"""

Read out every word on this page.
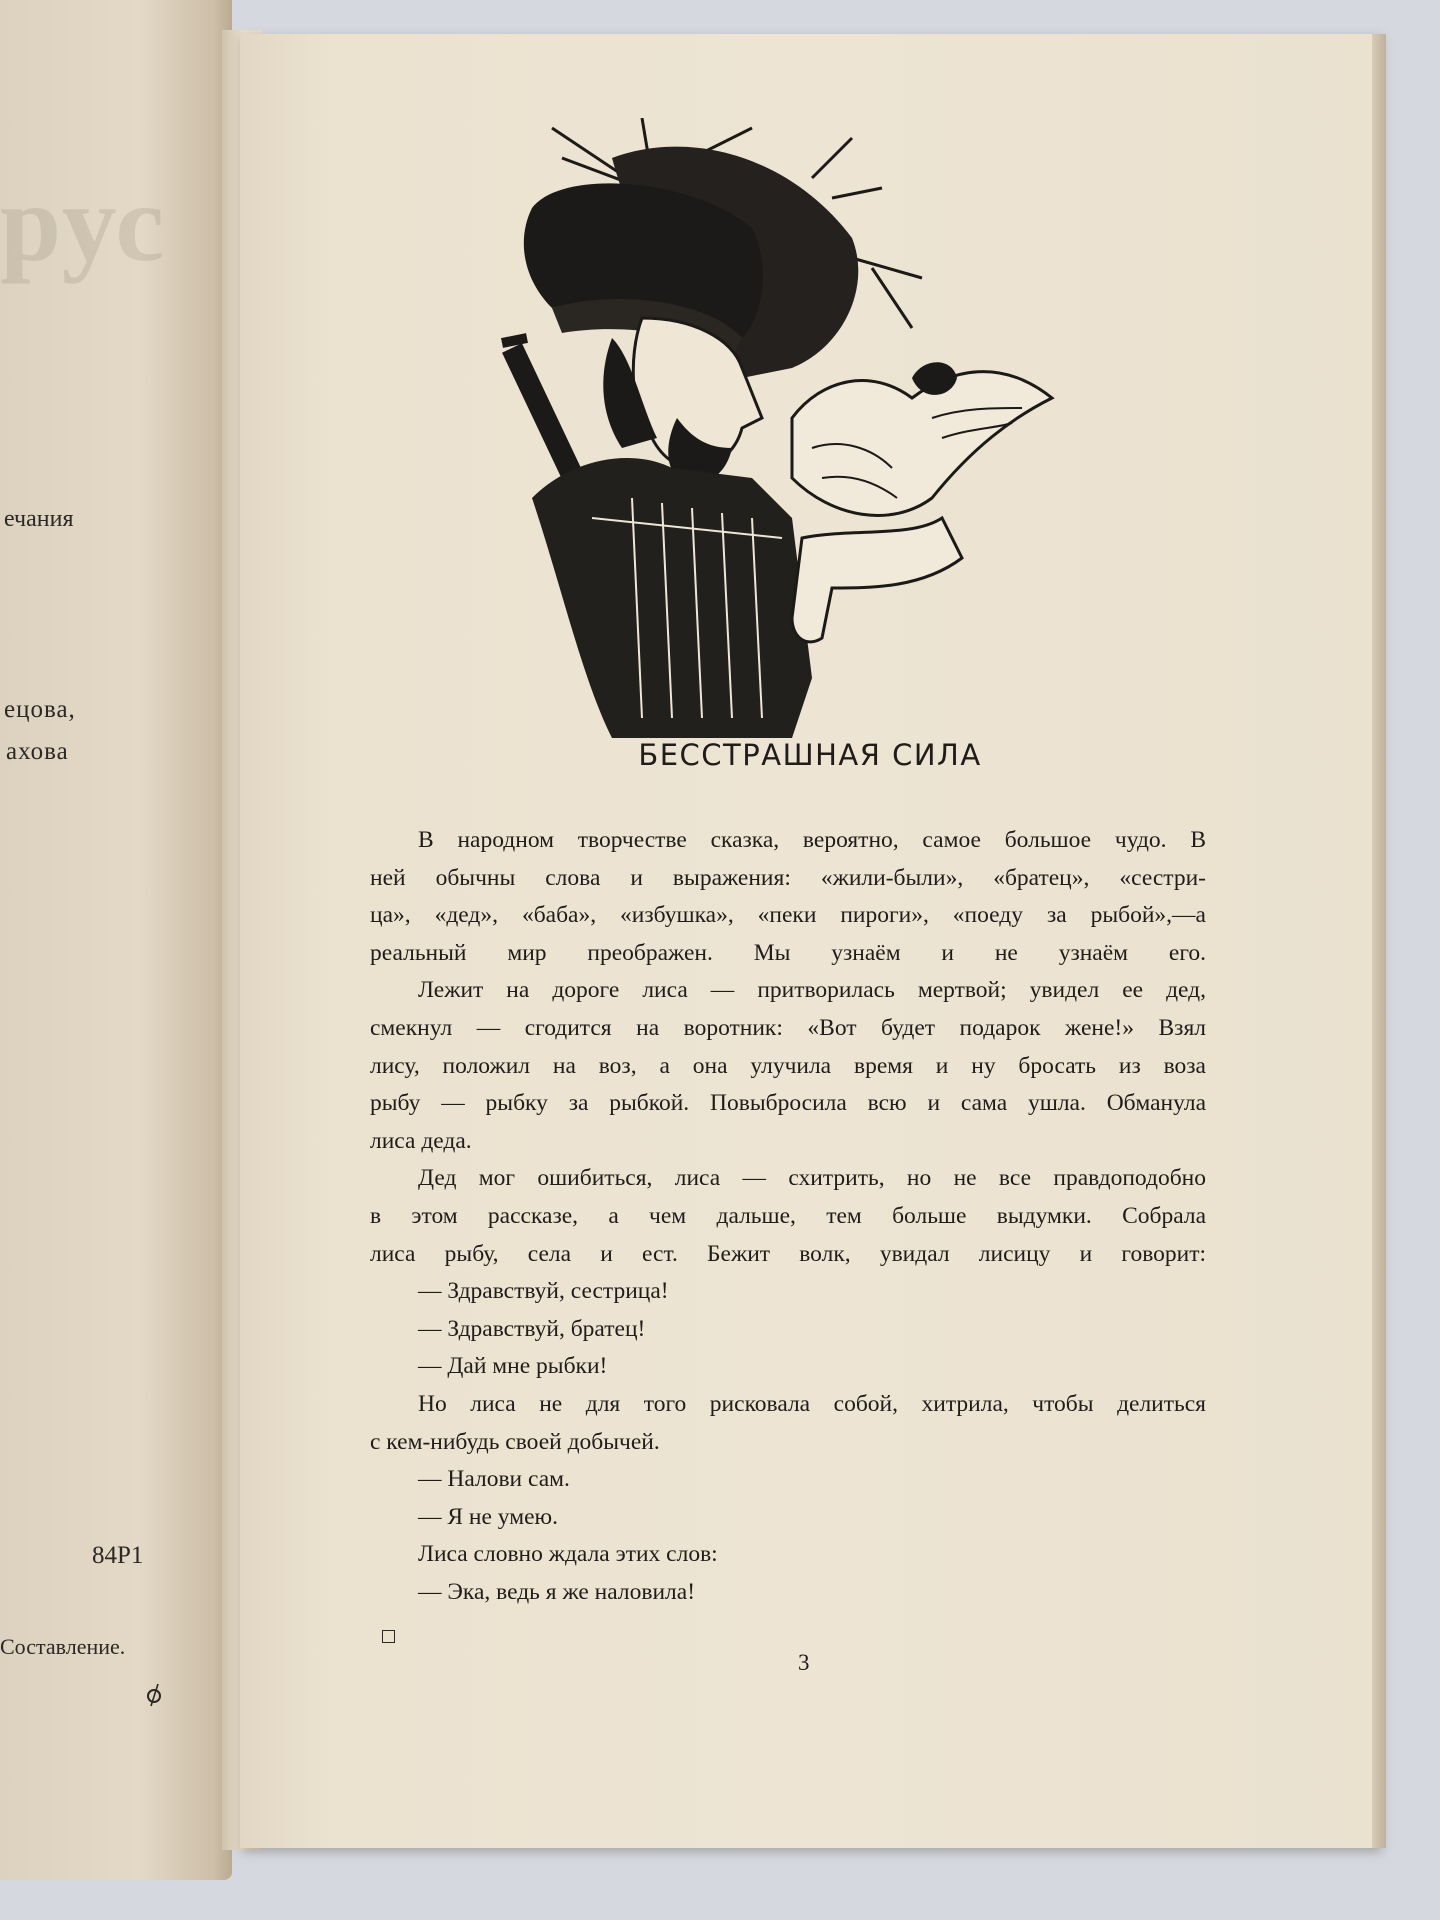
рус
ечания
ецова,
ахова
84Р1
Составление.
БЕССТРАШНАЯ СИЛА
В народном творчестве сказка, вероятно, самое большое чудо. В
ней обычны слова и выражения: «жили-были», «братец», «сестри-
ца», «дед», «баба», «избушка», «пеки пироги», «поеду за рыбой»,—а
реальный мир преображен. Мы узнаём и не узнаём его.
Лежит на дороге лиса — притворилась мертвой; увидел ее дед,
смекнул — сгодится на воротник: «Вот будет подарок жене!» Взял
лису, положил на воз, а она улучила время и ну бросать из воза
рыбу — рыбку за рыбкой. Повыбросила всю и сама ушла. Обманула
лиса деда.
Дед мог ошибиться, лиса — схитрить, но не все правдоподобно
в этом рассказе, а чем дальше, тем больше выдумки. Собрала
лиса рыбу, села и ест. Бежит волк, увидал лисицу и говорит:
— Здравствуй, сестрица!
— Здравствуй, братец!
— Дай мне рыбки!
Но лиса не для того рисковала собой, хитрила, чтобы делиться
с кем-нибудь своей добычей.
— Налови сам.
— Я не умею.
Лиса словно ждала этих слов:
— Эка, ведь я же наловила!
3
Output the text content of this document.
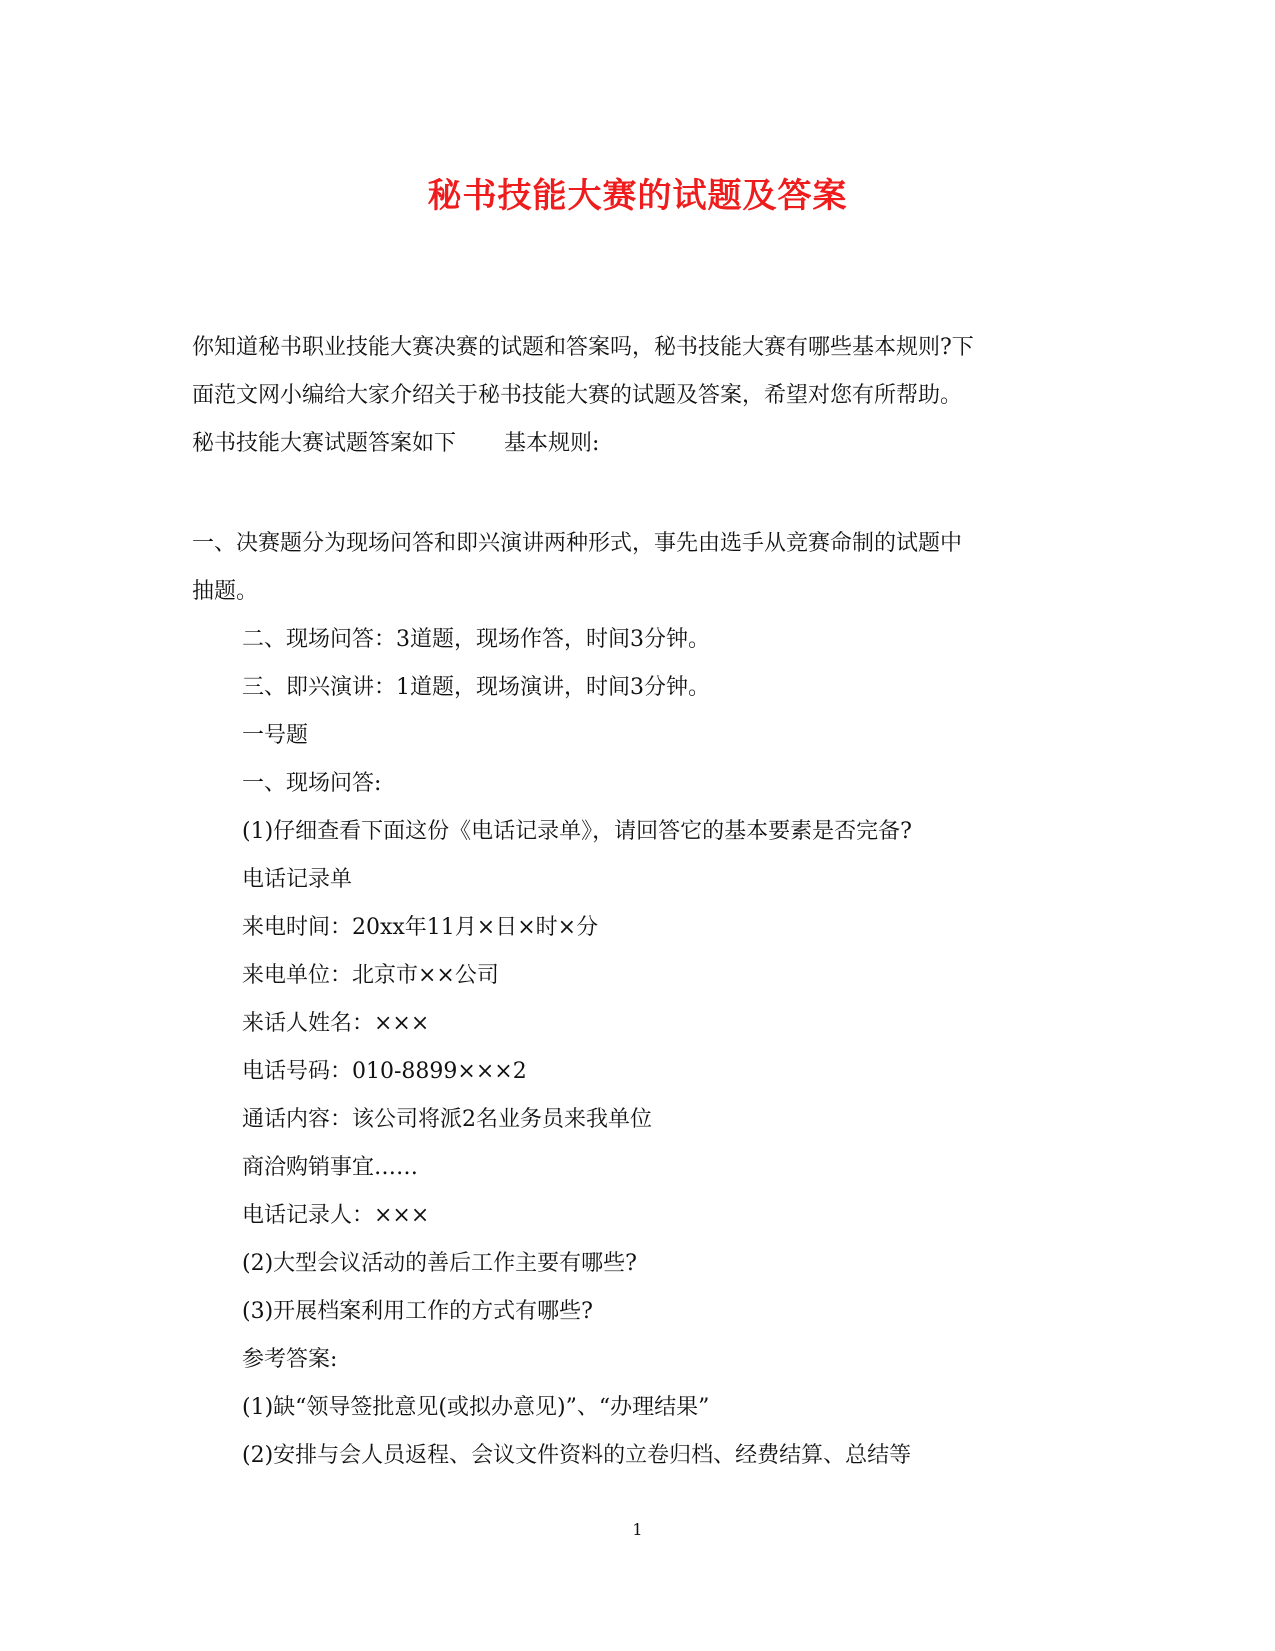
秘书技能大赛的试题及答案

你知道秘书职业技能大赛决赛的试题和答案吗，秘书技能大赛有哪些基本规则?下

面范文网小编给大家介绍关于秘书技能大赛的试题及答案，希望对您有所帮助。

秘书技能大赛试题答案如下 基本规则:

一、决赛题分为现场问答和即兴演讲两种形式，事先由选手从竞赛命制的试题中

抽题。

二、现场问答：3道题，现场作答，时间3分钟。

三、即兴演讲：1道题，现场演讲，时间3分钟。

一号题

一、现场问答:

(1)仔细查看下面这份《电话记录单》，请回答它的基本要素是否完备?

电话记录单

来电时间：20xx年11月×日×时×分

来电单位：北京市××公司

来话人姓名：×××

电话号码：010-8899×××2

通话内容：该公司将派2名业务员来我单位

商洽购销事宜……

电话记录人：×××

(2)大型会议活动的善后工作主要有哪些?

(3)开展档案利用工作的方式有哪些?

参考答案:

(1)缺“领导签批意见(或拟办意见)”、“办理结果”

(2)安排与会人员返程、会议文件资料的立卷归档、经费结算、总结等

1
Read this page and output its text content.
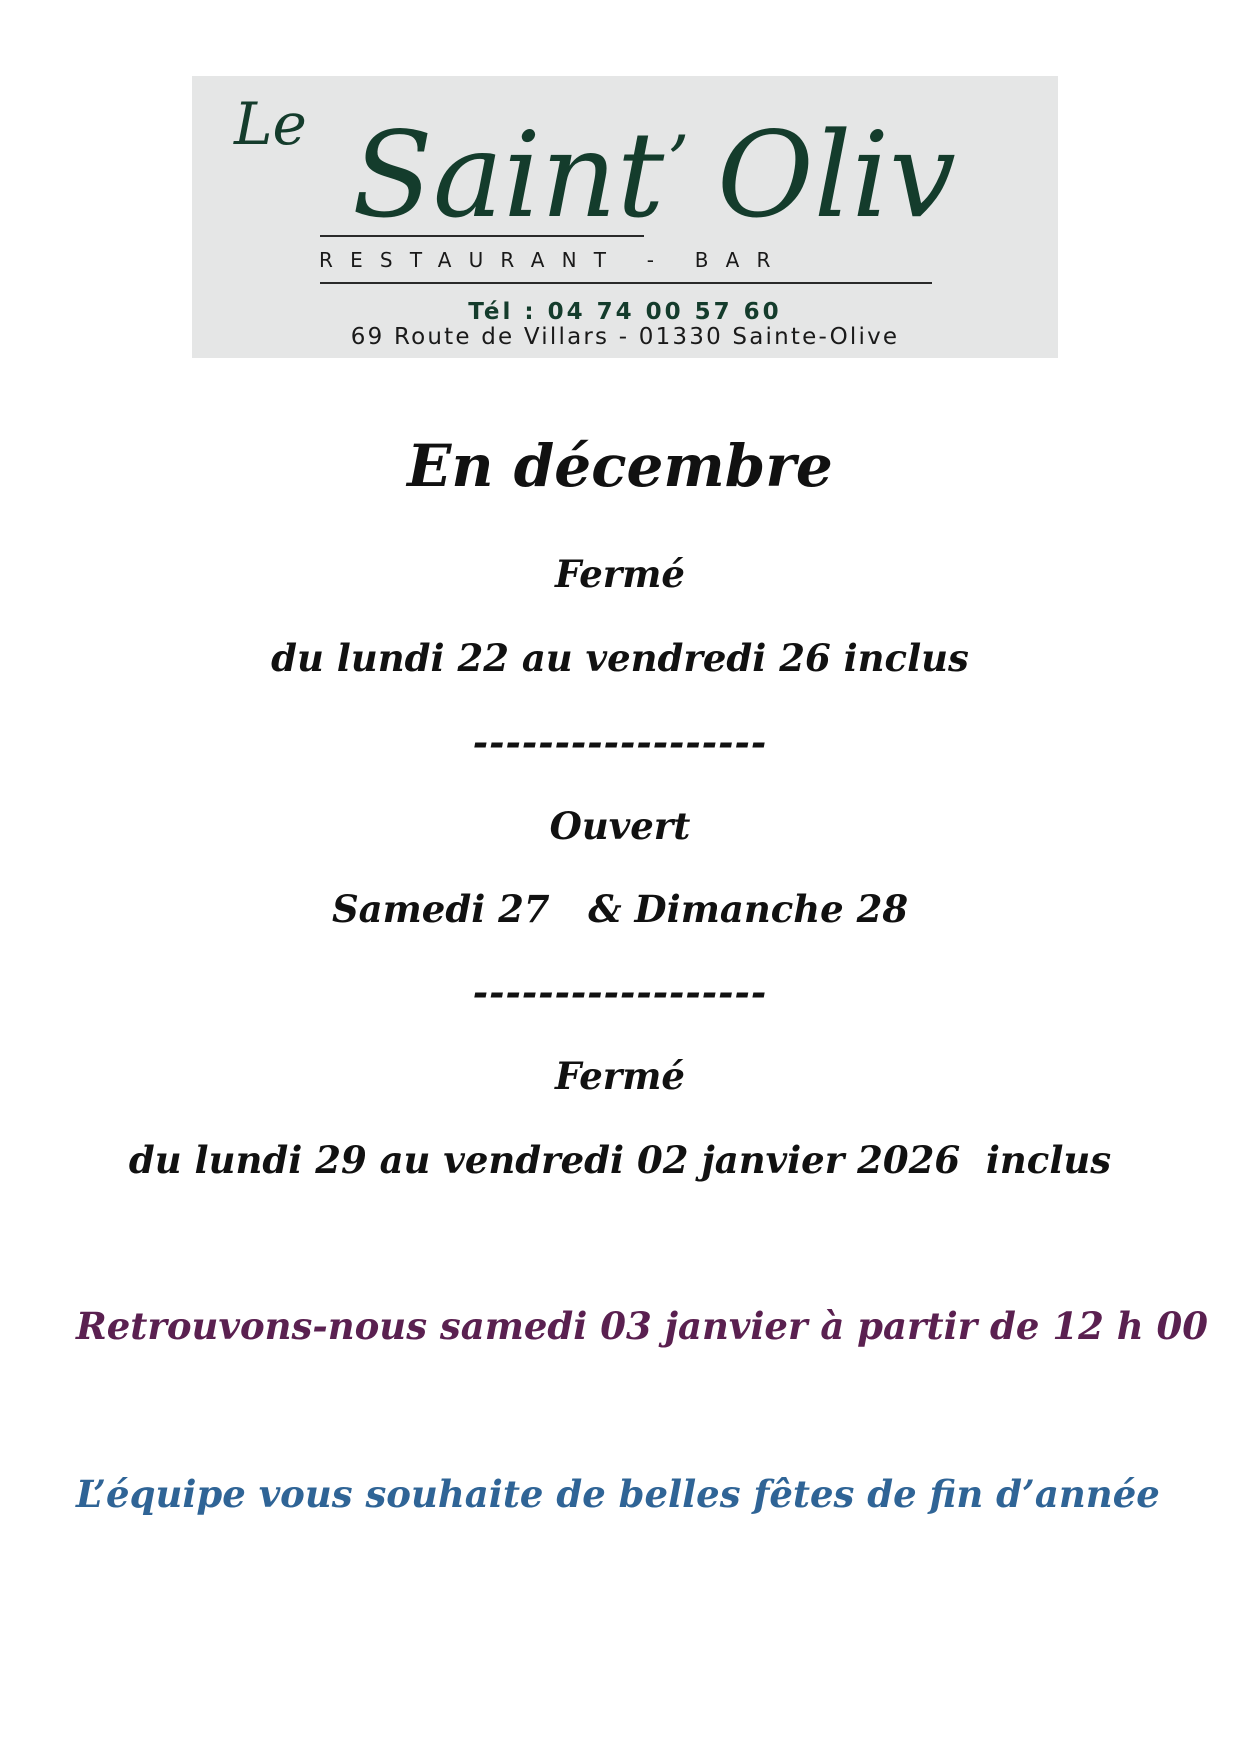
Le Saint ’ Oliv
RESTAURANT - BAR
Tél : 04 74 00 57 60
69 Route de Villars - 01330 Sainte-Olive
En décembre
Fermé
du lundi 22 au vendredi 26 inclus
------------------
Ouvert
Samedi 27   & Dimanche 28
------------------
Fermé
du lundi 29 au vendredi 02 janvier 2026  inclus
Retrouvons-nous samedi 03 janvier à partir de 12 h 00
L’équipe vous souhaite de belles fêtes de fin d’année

"""

> Written problem:
Copy each line that contains the word "Read".

> Full output:
Read out every word on this page.
Read this page and output its text content.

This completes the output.